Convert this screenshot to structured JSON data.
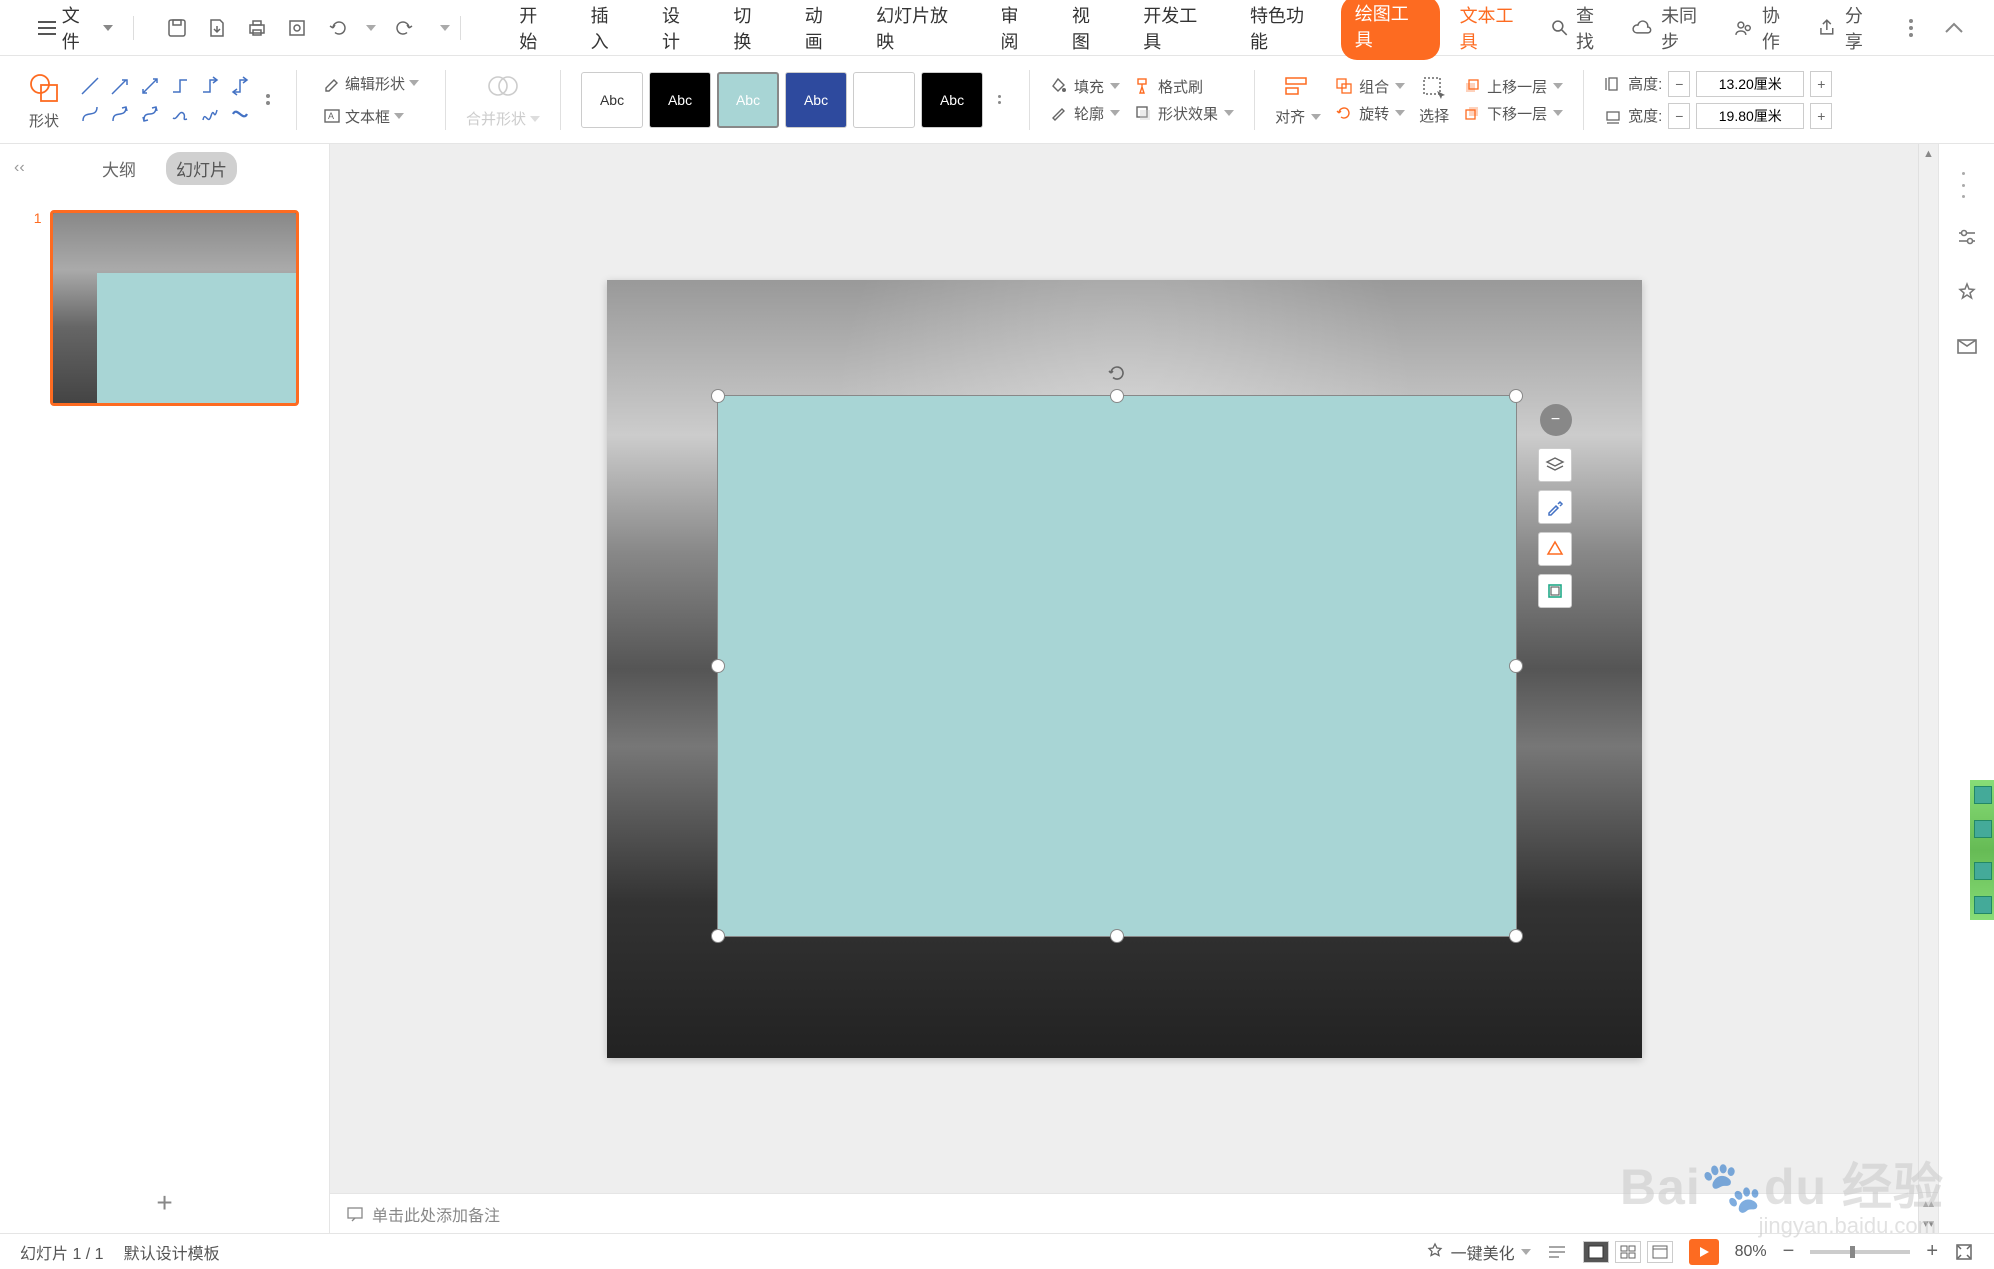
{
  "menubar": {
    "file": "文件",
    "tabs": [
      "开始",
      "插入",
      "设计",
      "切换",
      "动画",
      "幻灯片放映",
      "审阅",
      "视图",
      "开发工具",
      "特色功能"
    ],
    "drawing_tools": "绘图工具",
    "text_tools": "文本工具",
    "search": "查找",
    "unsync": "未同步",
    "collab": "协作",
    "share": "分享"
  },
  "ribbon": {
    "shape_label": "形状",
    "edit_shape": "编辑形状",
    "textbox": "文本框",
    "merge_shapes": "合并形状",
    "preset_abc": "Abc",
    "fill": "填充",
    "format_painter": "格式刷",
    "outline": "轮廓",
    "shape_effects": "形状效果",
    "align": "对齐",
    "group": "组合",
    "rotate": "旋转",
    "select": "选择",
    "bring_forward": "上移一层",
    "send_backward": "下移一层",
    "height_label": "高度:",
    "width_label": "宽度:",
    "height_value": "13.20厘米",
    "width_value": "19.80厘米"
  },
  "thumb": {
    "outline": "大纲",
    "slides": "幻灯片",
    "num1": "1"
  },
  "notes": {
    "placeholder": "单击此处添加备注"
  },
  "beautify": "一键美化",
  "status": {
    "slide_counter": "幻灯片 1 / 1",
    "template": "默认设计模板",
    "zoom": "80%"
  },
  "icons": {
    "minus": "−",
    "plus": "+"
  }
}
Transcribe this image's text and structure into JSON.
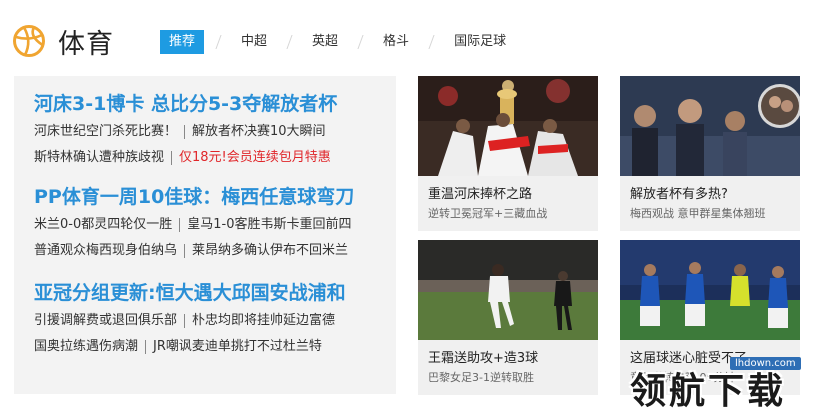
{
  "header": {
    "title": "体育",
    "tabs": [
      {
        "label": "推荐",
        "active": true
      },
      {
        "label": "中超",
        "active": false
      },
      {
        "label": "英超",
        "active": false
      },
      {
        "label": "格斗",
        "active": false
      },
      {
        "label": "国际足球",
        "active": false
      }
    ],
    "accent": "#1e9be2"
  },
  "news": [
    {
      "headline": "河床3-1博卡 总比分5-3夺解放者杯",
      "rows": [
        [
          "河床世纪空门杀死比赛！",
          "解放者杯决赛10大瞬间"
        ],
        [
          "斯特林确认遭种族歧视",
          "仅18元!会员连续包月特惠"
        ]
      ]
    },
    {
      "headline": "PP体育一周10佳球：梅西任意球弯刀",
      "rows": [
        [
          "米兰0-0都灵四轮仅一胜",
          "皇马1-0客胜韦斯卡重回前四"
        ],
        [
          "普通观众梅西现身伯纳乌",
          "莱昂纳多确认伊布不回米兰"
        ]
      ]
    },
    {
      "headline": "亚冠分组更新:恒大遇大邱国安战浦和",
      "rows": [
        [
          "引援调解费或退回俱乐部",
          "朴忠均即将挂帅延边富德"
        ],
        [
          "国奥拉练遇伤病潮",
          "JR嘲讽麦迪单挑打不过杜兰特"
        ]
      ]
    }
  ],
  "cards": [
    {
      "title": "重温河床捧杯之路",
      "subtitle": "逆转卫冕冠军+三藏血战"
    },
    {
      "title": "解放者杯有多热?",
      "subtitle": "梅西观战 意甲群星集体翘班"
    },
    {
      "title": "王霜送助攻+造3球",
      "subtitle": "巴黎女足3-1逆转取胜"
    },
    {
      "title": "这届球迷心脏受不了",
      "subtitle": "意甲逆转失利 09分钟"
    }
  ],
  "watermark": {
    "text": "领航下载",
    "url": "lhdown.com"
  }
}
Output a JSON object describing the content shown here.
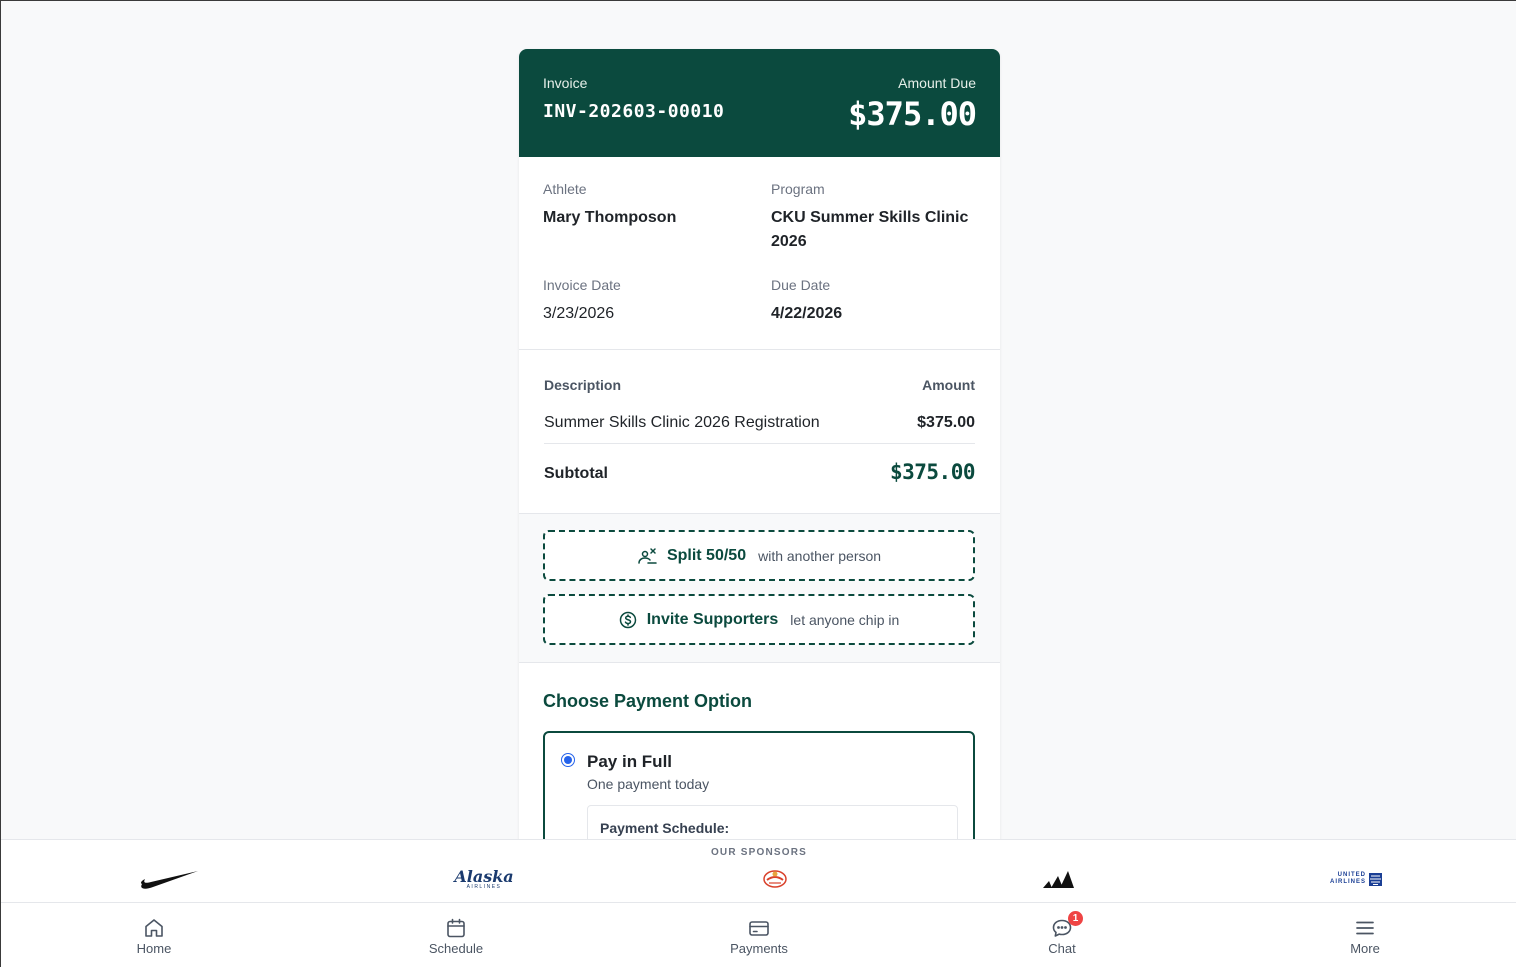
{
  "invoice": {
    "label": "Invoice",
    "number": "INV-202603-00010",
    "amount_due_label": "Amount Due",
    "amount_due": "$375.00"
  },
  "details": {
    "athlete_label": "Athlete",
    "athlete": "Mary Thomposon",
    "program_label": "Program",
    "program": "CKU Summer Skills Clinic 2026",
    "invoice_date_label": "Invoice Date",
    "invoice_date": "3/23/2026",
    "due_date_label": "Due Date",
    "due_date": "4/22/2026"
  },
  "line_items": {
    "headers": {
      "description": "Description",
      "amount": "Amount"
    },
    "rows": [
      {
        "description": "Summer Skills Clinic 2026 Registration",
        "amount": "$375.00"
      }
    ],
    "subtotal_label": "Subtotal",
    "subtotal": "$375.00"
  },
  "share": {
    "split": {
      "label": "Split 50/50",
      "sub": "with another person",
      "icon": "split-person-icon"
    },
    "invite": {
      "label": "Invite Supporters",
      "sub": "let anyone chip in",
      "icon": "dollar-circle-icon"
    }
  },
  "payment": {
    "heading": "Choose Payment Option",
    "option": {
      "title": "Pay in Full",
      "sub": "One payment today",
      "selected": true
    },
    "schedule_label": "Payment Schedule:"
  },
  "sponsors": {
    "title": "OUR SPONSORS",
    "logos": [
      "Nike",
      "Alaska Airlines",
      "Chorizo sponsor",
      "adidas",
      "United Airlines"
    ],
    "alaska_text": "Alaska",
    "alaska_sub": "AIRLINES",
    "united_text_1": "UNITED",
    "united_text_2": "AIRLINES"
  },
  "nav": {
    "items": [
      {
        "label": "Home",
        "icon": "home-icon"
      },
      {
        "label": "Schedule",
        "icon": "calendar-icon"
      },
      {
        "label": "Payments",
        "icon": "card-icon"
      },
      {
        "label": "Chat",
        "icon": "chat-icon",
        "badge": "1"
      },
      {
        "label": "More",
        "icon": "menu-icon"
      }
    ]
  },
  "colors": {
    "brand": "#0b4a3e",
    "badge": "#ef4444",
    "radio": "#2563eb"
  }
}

◆ **EXERCISE TASK**: Which lines hold the word "Clinic"? Return all of them from the records above.

◆ **SOLUTION**:
    "program": "CKU Summer Skills Clinic 2026",
        "description": "Summer Skills Clinic 2026 Registration",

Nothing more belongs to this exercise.